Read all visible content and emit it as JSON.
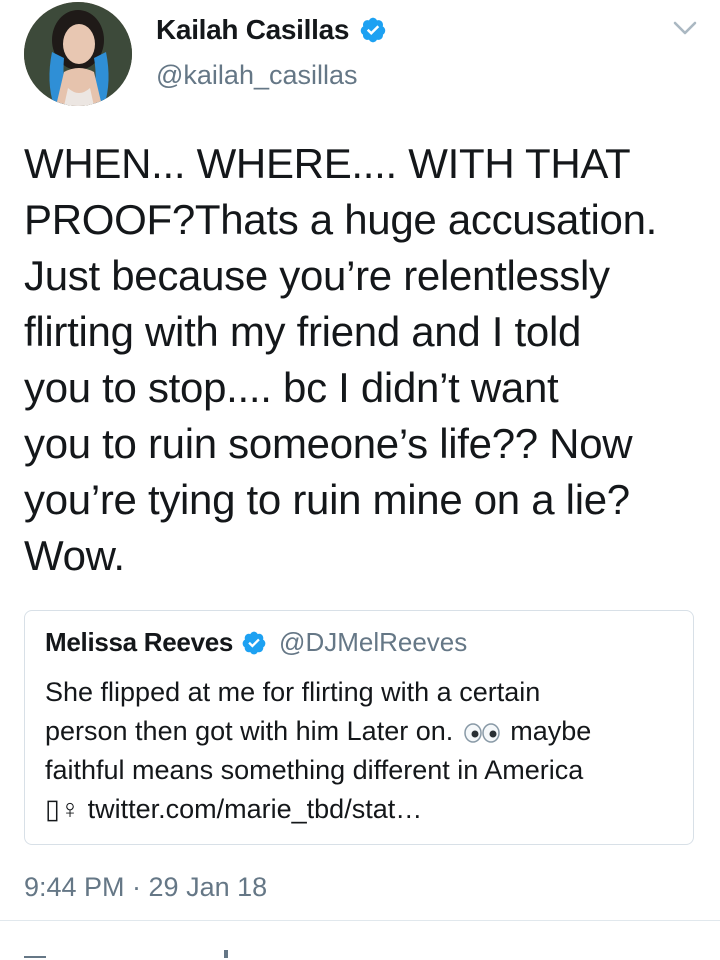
{
  "author": {
    "display_name": "Kailah Casillas",
    "handle": "@kailah_casillas",
    "verified": true,
    "avatar_icon": "profile-photo-avatar"
  },
  "menu_icon": "chevron-down-icon",
  "tweet": {
    "lines": [
      "WHEN... WHERE.... WITH THAT",
      "PROOF?Thats a huge accusation.",
      "Just because you’re relentlessly",
      "flirting with my friend and I told",
      "you to stop.... bc I didn’t want",
      "you to ruin someone’s life?? Now",
      "you’re tying to ruin mine on a lie?",
      "Wow."
    ],
    "timestamp": "9:44 PM · 29 Jan 18"
  },
  "quoted_tweet": {
    "display_name": "Melissa Reeves",
    "handle": "@DJMelReeves",
    "verified": true,
    "line1": "She flipped at me for flirting with a certain",
    "line2_before_emoji": "person then got with him Later on. ",
    "line2_after_emoji": " maybe",
    "line3": "faithful means something different in America",
    "line4_prefix": "▯♀",
    "line4_link": " twitter.com/marie_tbd/stat…"
  },
  "colors": {
    "verified_blue": "#1da1f2",
    "secondary_text": "#657786",
    "border": "#d8e0e7"
  }
}
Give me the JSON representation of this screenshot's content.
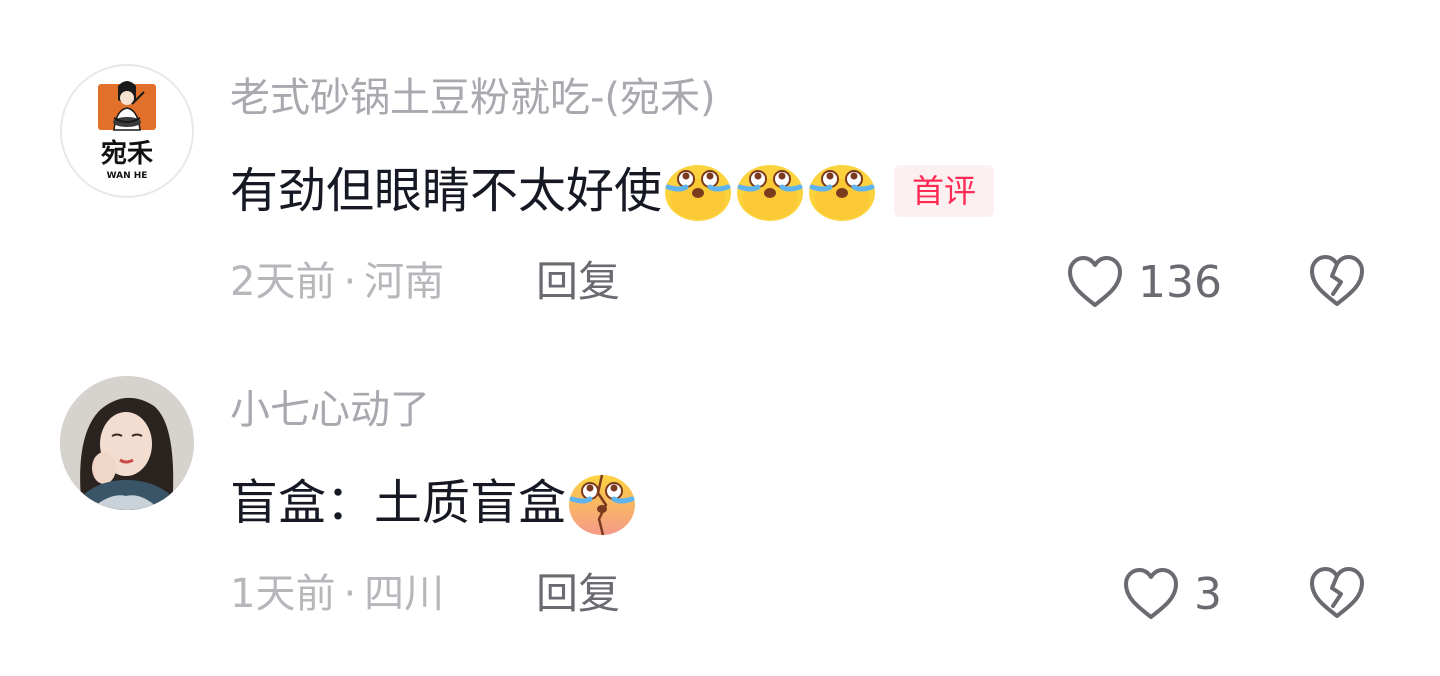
{
  "comments": [
    {
      "username": "老式砂锅土豆粉就吃-(宛禾)",
      "avatar": {
        "type": "brand-logo",
        "icon": "wanhe-logo-icon",
        "brand_text": "宛禾",
        "brand_subtext": "WAN HE"
      },
      "text": "有劲但眼睛不太好使",
      "emojis": [
        "crying-emoji-icon",
        "crying-emoji-icon",
        "crying-emoji-icon"
      ],
      "tag": "首评",
      "time": "2天前",
      "separator": "·",
      "location": "河南",
      "reply_label": "回复",
      "likes": "136"
    },
    {
      "username": "小七心动了",
      "avatar": {
        "type": "photo",
        "icon": "user-photo-avatar"
      },
      "text": "盲盒：土质盲盒",
      "emojis": [
        "heartbroken-crying-emoji-icon"
      ],
      "tag": "",
      "time": "1天前",
      "separator": "·",
      "location": "四川",
      "reply_label": "回复",
      "likes": "3"
    }
  ],
  "colors": {
    "username": "#a8a9ae",
    "text": "#161823",
    "meta": "#b6b7bb",
    "action": "#6a6b71",
    "tag_text": "#fe2c55",
    "tag_bg": "#fdf0f1"
  },
  "icons": {
    "like": "heart-outline-icon",
    "dislike": "broken-heart-icon"
  }
}
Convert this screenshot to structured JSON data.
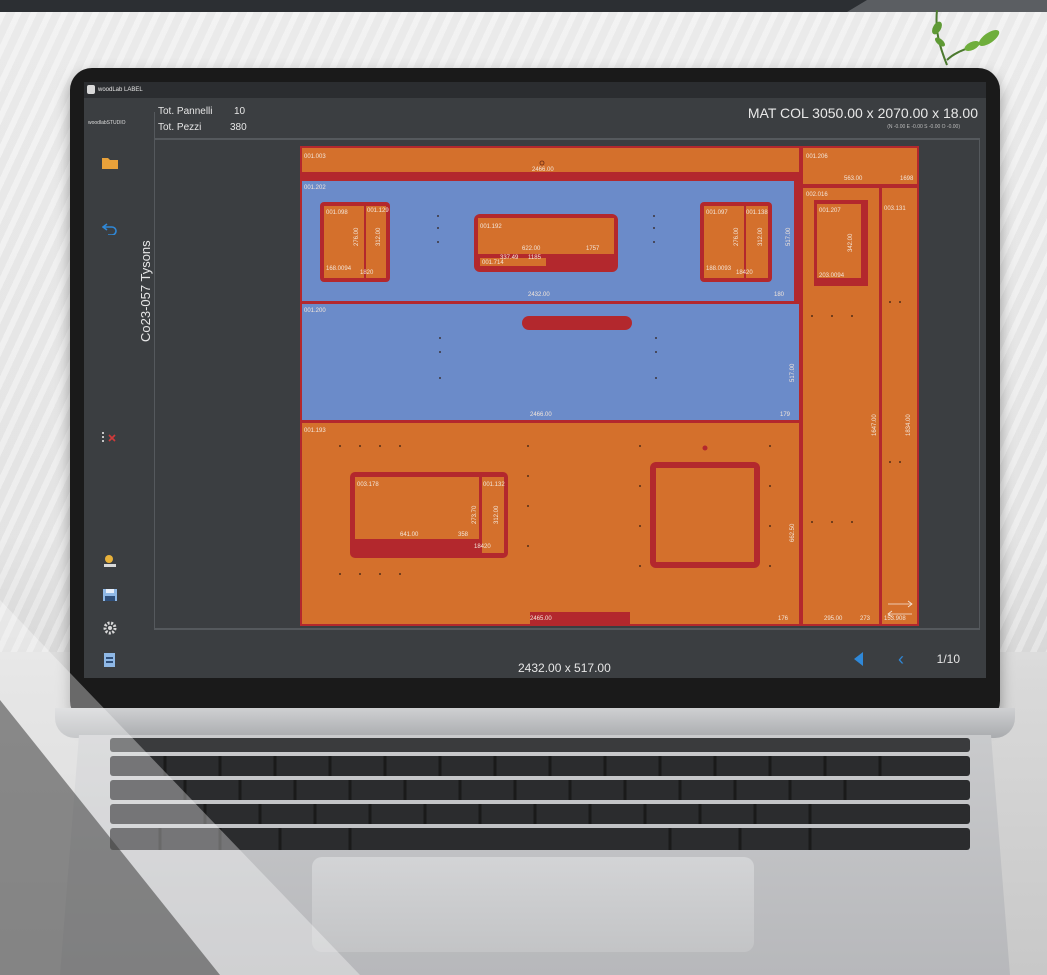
{
  "app": {
    "window_title": "woodLab LABEL",
    "brand": "woodlabSTUDIO",
    "project": "Co23-057 Tysons"
  },
  "stats": {
    "panels_label": "Tot. Pannelli",
    "panels_value": "10",
    "pieces_label": "Tot. Pezzi",
    "pieces_value": "380"
  },
  "material": {
    "title": "MAT COL 3050.00 x 2070.00 x 18.00",
    "offsets": "(N -0.00  E -0.00  S -0.00  O -0.00)"
  },
  "footer": {
    "selected_size": "2432.00 x 517.00",
    "page": "1/10"
  },
  "sidebar": {
    "icons": [
      "folder-icon",
      "undo-icon",
      "delete-icon",
      "user-settings-icon",
      "save-icon",
      "settings-gear-icon",
      "export-file-icon"
    ]
  },
  "colors": {
    "panel_orange": "#d4702c",
    "panel_blue": "#6b8bc9",
    "edge_red": "#b3282d",
    "nav_blue": "#2f88d8",
    "folder_amber": "#e8a13a"
  },
  "labels": {
    "p1": "001.003",
    "p1_dim": "2466.00",
    "p2": "001.206",
    "p2_dim": "563.00",
    "p2_h": "1698",
    "p3": "001.202",
    "p3_dim": "2432.00",
    "p3_h": "517.00",
    "p3_e": "180",
    "p3a": "001.098",
    "p3b": "001.129",
    "p3a_w": "168.0094",
    "p3a_b": "1820",
    "p3a_h": "276.00",
    "p3a_h2": "312.00",
    "p3c": "001.192",
    "p3c_w": "622.00",
    "p3c_b": "001.714",
    "p3c_b2": "337.49",
    "p3c_b3": "1185",
    "p3c_h": "1757",
    "p3d": "001.097",
    "p3e": "001.138",
    "p3d_w": "188.0093",
    "p3d_b": "18420",
    "p3d_h": "276.00",
    "p3d_h2": "312.00",
    "p4": "001.200",
    "p4_dim": "2466.00",
    "p4_h": "517.00",
    "p4_e": "179",
    "p5": "001.193",
    "p5_dim": "2465.00",
    "p5_e": "176",
    "p5a": "003.178",
    "p5b": "001.132",
    "p5a_w": "641.00",
    "p5a_s": "358",
    "p5a_b": "18420",
    "p5a_h": "273.70",
    "p5a_h2": "312.00",
    "p5_h": "662.50",
    "p6": "002.016",
    "p6a": "001.207",
    "p6a_w": "203.0094",
    "p6a_h": "342.00",
    "p6_h": "1647.00",
    "p6_b1": "295.00",
    "p6_b2": "273",
    "p7": "003.131",
    "p7_h": "1834.00",
    "p7_b": "153.908"
  }
}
= = = = = = =
_What to produce_
All of the material above needs to be restated exactly, with no pictures.

_Correct response_
Read all visible content and emit it as JSON.
{
  "author": {
    "display_name": "Kailah Casillas",
    "handle": "@kailah_casillas",
    "verified": true,
    "avatar_icon": "profile-photo-avatar"
  },
  "menu_icon": "chevron-down-icon",
  "tweet": {
    "lines": [
      "WHEN... WHERE.... WITH THAT",
      "PROOF?Thats a huge accusation.",
      "Just because you’re relentlessly",
      "flirting with my friend and I told",
      "you to stop.... bc I didn’t want",
      "you to ruin someone’s life?? Now",
      "you’re tying to ruin mine on a lie?",
      "Wow."
    ],
    "timestamp": "9:44 PM · 29 Jan 18"
  },
  "quoted_tweet": {
    "display_name": "Melissa Reeves",
    "handle": "@DJMelReeves",
    "verified": true,
    "line1": "She flipped at me for flirting with a certain",
    "line2_before_emoji": "person then got with him Later on. ",
    "line2_after_emoji": " maybe",
    "line3": "faithful means something different in America",
    "line4_prefix": "▯♀",
    "line4_link": " twitter.com/marie_tbd/stat…"
  },
  "colors": {
    "verified_blue": "#1da1f2",
    "secondary_text": "#657786",
    "border": "#d8e0e7"
  }
}
Give me the JSON representation of this screenshot's content.
{
  "comments": [
    {
      "username": "老式砂锅土豆粉就吃-(宛禾)",
      "avatar": {
        "type": "brand-logo",
        "icon": "wanhe-logo-icon",
        "brand_text": "宛禾",
        "brand_subtext": "WAN HE"
      },
      "text": "有劲但眼睛不太好使",
      "emojis": [
        "crying-emoji-icon",
        "crying-emoji-icon",
        "crying-emoji-icon"
      ],
      "tag": "首评",
      "time": "2天前",
      "separator": "·",
      "location": "河南",
      "reply_label": "回复",
      "likes": "136"
    },
    {
      "username": "小七心动了",
      "avatar": {
        "type": "photo",
        "icon": "user-photo-avatar"
      },
      "text": "盲盒：土质盲盒",
      "emojis": [
        "heartbroken-crying-emoji-icon"
      ],
      "tag": "",
      "time": "1天前",
      "separator": "·",
      "location": "四川",
      "reply_label": "回复",
      "likes": "3"
    }
  ],
  "colors": {
    "username": "#a8a9ae",
    "text": "#161823",
    "meta": "#b6b7bb",
    "action": "#6a6b71",
    "tag_text": "#fe2c55",
    "tag_bg": "#fdf0f1"
  },
  "icons": {
    "like": "heart-outline-icon",
    "dislike": "broken-heart-icon"
  }
}
Convert this screenshot to structured JSON data.
{
  "app": {
    "window_title": "woodLab LABEL",
    "brand": "woodlabSTUDIO",
    "project": "Co23-057 Tysons"
  },
  "stats": {
    "panels_label": "Tot. Pannelli",
    "panels_value": "10",
    "pieces_label": "Tot. Pezzi",
    "pieces_value": "380"
  },
  "material": {
    "title": "MAT COL 3050.00 x 2070.00 x 18.00",
    "offsets": "(N -0.00  E -0.00  S -0.00  O -0.00)"
  },
  "footer": {
    "selected_size": "2432.00 x 517.00",
    "page": "1/10"
  },
  "sidebar": {
    "icons": [
      "folder-icon",
      "undo-icon",
      "delete-icon",
      "user-settings-icon",
      "save-icon",
      "settings-gear-icon",
      "export-file-icon"
    ]
  },
  "colors": {
    "panel_orange": "#d4702c",
    "panel_blue": "#6b8bc9",
    "edge_red": "#b3282d",
    "nav_blue": "#2f88d8",
    "folder_amber": "#e8a13a"
  },
  "labels": {
    "p1": "001.003",
    "p1_dim": "2466.00",
    "p2": "001.206",
    "p2_dim": "563.00",
    "p2_h": "1698",
    "p3": "001.202",
    "p3_dim": "2432.00",
    "p3_h": "517.00",
    "p3_e": "180",
    "p3a": "001.098",
    "p3b": "001.129",
    "p3a_w": "168.0094",
    "p3a_b": "1820",
    "p3a_h": "276.00",
    "p3a_h2": "312.00",
    "p3c": "001.192",
    "p3c_w": "622.00",
    "p3c_b": "001.714",
    "p3c_b2": "337.49",
    "p3c_b3": "1185",
    "p3c_h": "1757",
    "p3d": "001.097",
    "p3e": "001.138",
    "p3d_w": "188.0093",
    "p3d_b": "18420",
    "p3d_h": "276.00",
    "p3d_h2": "312.00",
    "p4": "001.200",
    "p4_dim": "2466.00",
    "p4_h": "517.00",
    "p4_e": "179",
    "p5": "001.193",
    "p5_dim": "2465.00",
    "p5_e": "176",
    "p5a": "003.178",
    "p5b": "001.132",
    "p5a_w": "641.00",
    "p5a_s": "358",
    "p5a_b": "18420",
    "p5a_h": "273.70",
    "p5a_h2": "312.00",
    "p5_h": "662.50",
    "p6": "002.016",
    "p6a": "001.207",
    "p6a_w": "203.0094",
    "p6a_h": "342.00",
    "p6_h": "1647.00",
    "p6_b1": "295.00",
    "p6_b2": "273",
    "p7": "003.131",
    "p7_h": "1834.00",
    "p7_b": "153.908"
  }
}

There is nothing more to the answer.